GOAL
Put the lines starting at the beginning of the items and ending with the line that contains "The tube 32 is at (192, 823)." into a numbered list, leaving out blank lines.

DATA SHOWN

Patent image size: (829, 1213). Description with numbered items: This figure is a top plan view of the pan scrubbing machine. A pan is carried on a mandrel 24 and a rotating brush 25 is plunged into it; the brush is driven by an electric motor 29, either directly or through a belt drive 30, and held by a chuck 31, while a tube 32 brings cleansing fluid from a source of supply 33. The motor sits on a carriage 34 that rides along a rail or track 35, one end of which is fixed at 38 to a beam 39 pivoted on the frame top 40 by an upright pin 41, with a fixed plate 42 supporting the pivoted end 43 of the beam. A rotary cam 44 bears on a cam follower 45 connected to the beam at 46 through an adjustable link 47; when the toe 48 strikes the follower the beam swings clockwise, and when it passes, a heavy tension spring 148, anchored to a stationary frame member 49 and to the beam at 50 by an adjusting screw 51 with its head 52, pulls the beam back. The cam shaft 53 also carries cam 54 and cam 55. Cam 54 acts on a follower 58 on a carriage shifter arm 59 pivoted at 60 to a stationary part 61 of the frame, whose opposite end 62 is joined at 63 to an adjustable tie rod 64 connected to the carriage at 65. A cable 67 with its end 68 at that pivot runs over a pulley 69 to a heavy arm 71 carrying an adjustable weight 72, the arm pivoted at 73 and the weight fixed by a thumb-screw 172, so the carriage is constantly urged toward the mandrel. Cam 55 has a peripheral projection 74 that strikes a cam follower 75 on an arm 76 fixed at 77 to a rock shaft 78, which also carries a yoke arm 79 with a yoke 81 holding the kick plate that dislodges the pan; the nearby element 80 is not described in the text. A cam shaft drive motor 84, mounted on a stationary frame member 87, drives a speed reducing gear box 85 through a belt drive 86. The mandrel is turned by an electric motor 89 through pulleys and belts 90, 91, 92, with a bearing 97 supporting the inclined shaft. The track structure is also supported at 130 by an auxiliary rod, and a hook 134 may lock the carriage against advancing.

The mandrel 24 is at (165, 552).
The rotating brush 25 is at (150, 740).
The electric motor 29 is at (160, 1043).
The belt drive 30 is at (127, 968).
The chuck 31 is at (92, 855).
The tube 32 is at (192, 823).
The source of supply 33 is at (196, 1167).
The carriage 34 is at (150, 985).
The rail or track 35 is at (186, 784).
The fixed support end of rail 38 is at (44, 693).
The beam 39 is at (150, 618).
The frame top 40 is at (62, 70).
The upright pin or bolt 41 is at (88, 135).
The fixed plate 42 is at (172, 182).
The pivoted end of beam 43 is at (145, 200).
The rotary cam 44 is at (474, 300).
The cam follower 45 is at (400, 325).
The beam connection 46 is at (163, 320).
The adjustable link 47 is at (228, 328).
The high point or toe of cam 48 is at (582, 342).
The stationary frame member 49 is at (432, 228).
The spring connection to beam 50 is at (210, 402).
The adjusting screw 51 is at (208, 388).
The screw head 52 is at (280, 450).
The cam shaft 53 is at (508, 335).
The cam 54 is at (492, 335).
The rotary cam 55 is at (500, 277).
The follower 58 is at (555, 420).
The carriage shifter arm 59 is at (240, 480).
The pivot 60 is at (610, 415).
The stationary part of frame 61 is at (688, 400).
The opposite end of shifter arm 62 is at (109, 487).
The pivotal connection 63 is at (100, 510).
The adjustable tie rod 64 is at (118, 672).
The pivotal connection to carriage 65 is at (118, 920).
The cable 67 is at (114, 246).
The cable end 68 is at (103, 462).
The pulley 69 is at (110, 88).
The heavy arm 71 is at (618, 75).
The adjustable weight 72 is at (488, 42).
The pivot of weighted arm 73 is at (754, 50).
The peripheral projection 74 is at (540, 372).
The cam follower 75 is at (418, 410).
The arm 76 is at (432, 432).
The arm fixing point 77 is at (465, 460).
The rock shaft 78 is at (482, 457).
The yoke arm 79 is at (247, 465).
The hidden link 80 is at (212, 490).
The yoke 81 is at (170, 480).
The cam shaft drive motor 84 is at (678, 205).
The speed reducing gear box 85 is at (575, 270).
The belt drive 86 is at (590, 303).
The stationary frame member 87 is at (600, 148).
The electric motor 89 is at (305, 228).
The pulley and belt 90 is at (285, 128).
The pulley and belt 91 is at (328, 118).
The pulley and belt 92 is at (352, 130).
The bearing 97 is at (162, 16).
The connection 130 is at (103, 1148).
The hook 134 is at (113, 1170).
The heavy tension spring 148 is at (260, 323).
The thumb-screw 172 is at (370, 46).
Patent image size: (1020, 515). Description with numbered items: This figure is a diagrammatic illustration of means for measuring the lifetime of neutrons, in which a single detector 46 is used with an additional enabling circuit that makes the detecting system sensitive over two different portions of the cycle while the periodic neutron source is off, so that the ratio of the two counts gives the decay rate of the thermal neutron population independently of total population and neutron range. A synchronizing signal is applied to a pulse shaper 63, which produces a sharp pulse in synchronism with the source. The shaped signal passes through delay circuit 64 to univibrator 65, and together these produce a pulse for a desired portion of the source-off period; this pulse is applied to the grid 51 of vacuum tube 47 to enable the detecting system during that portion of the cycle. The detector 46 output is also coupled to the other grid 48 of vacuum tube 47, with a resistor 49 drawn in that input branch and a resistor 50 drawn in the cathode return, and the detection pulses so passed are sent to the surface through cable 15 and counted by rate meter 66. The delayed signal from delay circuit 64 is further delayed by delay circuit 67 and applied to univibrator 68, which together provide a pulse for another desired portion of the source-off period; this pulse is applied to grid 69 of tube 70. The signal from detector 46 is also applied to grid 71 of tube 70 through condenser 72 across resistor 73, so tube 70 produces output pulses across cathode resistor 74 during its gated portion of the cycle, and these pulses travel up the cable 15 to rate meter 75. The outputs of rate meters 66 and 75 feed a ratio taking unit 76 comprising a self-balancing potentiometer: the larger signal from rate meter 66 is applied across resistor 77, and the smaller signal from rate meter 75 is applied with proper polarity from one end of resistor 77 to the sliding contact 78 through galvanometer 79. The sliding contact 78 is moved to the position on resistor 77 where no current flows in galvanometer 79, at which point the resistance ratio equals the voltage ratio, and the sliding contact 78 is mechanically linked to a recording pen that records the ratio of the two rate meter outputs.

FINISHED ANSWER
1. Patent image size: (829, 1213). Description with numbered items: This figure is a top plan view of the pan scrubbing machine. A pan is carried on a mandrel 24 and a rotating brush 25 is plunged into it; the brush is driven by an electric motor 29, either directly or through a belt drive 30, and held by a chuck 31, while a tube 32 brings cleansing fluid from a source of supply 33. The motor sits on a carriage 34 that rides along a rail or track 35, one end of which is fixed at 38 to a beam 39 pivoted on the frame top 40 by an upright pin 41, with a fixed plate 42 supporting the pivoted end 43 of the beam. A rotary cam 44 bears on a cam follower 45 connected to the beam at 46 through an adjustable link 47; when the toe 48 strikes the follower the beam swings clockwise, and when it passes, a heavy tension spring 148, anchored to a stationary frame member 49 and to the beam at 50 by an adjusting screw 51 with its head 52, pulls the beam back. The cam shaft 53 also carries cam 54 and cam 55. Cam 54 acts on a follower 58 on a carriage shifter arm 59 pivoted at 60 to a stationary part 61 of the frame, whose opposite end 62 is joined at 63 to an adjustable tie rod 64 connected to the carriage at 65. A cable 67 with its end 68 at that pivot runs over a pulley 69 to a heavy arm 71 carrying an adjustable weight 72, the arm pivoted at 73 and the weight fixed by a thumb-screw 172, so the carriage is constantly urged toward the mandrel. Cam 55 has a peripheral projection 74 that strikes a cam follower 75 on an arm 76 fixed at 77 to a rock shaft 78, which also carries a yoke arm 79 with a yoke 81 holding the kick plate that dislodges the pan; the nearby element 80 is not described in the text. A cam shaft drive motor 84, mounted on a stationary frame member 87, drives a speed reducing gear box 85 through a belt drive 86. The mandrel is turned by an electric motor 89 through pulleys and belts 90, 91, 92, with a bearing 97 supporting the inclined shaft. The track structure is also supported at 130 by an auxiliary rod, and a hook 134 may lock the carriage against advancing.
2. The mandrel 24 is at (165, 552).
3. The rotating brush 25 is at (150, 740).
4. The electric motor 29 is at (160, 1043).
5. The belt drive 30 is at (127, 968).
6. The chuck 31 is at (92, 855).
7. The tube 32 is at (192, 823).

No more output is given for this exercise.